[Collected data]
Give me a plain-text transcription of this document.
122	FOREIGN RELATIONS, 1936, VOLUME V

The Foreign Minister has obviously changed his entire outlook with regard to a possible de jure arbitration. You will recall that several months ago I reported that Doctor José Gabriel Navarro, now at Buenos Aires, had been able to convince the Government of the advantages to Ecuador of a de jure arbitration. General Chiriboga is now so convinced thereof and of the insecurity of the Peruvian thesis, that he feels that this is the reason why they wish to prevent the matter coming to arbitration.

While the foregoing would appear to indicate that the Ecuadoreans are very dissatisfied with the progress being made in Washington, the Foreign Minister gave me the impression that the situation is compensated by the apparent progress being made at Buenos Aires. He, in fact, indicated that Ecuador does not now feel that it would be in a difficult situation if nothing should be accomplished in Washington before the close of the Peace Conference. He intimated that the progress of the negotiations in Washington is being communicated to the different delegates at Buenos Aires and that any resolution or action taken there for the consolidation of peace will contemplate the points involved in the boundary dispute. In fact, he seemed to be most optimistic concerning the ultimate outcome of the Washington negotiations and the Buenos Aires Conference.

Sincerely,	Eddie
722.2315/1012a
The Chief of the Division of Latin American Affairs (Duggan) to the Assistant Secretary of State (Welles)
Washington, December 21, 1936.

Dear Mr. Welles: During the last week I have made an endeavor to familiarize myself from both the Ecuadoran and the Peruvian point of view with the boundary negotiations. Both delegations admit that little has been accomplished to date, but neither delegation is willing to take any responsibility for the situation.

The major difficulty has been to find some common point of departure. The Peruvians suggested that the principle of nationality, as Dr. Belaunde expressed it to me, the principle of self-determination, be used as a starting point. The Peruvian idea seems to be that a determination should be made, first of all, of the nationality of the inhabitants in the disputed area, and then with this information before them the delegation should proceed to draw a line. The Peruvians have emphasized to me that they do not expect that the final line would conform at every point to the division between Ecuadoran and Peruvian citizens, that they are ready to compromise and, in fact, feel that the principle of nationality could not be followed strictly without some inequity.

### EXERCISE
Each entry above is to be set down again in exactly the same words.

### REPLY TO THE TASK
Give me a plain-text transcription of this document.
122	FOREIGN RELATIONS, 1936, VOLUME V

The Foreign Minister has obviously changed his entire outlook with regard to a possible de jure arbitration. You will recall that several months ago I reported that Doctor José Gabriel Navarro, now at Buenos Aires, had been able to convince the Government of the advantages to Ecuador of a de jure arbitration. General Chiriboga is now so convinced thereof and of the insecurity of the Peruvian thesis, that he feels that this is the reason why they wish to prevent the matter coming to arbitration.

While the foregoing would appear to indicate that the Ecuadoreans are very dissatisfied with the progress being made in Washington, the Foreign Minister gave me the impression that the situation is compensated by the apparent progress being made at Buenos Aires. He, in fact, indicated that Ecuador does not now feel that it would be in a difficult situation if nothing should be accomplished in Washington before the close of the Peace Conference. He intimated that the progress of the negotiations in Washington is being communicated to the different delegates at Buenos Aires and that any resolution or action taken there for the consolidation of peace will contemplate the points involved in the boundary dispute. In fact, he seemed to be most optimistic concerning the ultimate outcome of the Washington negotiations and the Buenos Aires Conference.

Sincerely,	Eddie
722.2315/1012a
The Chief of the Division of Latin American Affairs (Duggan) to the Assistant Secretary of State (Welles)
Washington, December 21, 1936.

Dear Mr. Welles: During the last week I have made an endeavor to familiarize myself from both the Ecuadoran and the Peruvian point of view with the boundary negotiations. Both delegations admit that little has been accomplished to date, but neither delegation is willing to take any responsibility for the situation.

The major difficulty has been to find some common point of departure. The Peruvians suggested that the principle of nationality, as Dr. Belaunde expressed it to me, the principle of self-determination, be used as a starting point. The Peruvian idea seems to be that a determination should be made, first of all, of the nationality of the inhabitants in the disputed area, and then with this information before them the delegation should proceed to draw a line. The Peruvians have emphasized to me that they do not expect that the final line would conform at every point to the division between Ecuadoran and Peruvian citizens, that they are ready to compromise and, in fact, feel that the principle of nationality could not be followed strictly without some inequity.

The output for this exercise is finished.